■ Goal ■
Search the listing below for the string "color" and show each line that contains it.

■ Records to use ■
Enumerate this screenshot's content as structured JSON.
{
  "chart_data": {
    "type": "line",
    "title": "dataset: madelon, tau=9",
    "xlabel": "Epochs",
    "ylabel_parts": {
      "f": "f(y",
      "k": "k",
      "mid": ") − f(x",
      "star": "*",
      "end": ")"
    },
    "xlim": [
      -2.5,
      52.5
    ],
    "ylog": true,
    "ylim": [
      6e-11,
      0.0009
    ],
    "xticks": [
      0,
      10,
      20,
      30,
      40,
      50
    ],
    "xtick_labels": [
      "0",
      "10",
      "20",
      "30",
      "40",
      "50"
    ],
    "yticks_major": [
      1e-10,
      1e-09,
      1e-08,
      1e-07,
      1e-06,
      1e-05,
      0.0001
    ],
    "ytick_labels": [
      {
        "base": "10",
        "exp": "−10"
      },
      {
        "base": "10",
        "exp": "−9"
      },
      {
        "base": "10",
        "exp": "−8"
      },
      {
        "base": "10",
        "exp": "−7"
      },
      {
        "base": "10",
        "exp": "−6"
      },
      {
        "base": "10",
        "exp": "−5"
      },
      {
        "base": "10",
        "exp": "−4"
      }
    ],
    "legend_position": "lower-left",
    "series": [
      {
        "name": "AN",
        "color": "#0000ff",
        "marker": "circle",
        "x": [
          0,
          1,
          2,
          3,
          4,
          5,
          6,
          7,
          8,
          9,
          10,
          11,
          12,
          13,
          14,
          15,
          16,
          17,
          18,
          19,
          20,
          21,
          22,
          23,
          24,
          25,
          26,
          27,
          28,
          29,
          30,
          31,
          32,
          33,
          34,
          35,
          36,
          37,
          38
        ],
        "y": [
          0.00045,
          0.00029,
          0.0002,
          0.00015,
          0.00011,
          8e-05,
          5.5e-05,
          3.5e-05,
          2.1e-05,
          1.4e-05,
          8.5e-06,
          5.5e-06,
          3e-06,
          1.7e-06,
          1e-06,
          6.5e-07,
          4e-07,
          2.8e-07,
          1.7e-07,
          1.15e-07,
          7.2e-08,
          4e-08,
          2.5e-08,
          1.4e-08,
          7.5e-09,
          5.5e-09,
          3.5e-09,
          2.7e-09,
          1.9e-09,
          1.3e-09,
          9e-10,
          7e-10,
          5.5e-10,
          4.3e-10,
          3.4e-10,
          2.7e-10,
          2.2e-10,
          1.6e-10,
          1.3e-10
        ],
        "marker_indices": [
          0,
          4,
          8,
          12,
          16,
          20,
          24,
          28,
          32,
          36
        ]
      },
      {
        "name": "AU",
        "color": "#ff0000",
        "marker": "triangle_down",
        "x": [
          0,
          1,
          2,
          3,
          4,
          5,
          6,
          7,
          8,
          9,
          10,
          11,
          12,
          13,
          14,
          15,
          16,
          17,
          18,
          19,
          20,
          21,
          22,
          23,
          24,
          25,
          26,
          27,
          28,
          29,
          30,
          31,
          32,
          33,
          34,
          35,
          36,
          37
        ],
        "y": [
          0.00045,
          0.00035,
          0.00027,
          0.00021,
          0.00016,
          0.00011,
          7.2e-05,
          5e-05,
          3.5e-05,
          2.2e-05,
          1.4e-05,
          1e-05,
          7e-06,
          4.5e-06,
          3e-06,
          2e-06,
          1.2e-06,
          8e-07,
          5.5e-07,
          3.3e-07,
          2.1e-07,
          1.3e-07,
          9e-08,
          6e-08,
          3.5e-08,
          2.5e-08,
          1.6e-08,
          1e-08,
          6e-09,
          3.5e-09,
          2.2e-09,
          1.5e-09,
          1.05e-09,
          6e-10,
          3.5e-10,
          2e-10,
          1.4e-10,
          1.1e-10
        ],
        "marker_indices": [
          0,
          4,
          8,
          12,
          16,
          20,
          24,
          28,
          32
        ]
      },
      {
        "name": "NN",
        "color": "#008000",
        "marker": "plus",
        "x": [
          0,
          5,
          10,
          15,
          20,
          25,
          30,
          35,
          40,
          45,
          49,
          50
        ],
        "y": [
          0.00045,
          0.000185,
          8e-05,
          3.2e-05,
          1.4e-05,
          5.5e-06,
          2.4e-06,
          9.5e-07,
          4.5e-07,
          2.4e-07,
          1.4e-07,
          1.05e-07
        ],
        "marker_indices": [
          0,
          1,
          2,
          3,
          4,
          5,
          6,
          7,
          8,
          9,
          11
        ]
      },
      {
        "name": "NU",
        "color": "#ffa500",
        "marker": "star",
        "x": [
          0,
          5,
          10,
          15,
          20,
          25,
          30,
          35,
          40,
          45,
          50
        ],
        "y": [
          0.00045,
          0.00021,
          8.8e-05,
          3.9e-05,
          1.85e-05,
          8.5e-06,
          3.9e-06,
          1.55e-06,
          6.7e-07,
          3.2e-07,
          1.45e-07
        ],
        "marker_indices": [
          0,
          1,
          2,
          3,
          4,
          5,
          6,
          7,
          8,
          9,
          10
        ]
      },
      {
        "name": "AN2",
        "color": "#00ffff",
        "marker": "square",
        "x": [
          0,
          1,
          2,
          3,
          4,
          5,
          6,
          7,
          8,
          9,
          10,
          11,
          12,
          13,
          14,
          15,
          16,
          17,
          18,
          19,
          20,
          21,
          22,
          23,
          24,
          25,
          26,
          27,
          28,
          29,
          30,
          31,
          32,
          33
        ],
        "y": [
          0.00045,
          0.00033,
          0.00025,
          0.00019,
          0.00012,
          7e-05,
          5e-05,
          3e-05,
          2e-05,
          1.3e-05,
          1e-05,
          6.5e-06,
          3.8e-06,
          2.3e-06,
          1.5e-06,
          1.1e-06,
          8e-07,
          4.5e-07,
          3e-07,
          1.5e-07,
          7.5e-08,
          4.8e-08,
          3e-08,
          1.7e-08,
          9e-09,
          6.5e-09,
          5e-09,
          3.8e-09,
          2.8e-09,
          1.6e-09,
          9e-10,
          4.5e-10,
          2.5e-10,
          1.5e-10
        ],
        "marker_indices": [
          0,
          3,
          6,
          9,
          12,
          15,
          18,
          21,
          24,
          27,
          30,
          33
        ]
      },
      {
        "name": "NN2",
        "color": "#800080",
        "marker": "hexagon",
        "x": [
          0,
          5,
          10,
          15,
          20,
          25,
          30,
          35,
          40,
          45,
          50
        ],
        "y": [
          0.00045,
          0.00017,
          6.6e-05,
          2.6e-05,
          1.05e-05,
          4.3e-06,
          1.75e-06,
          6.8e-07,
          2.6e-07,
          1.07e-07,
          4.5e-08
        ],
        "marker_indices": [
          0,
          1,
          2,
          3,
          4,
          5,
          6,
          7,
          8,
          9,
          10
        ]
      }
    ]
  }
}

■ Exercise solution ■
        "color": "#0000ff",
        "color": "#ff0000",
        "color": "#008000",
        "color": "#ffa500",
        "color": "#00ffff",
        "color": "#800080",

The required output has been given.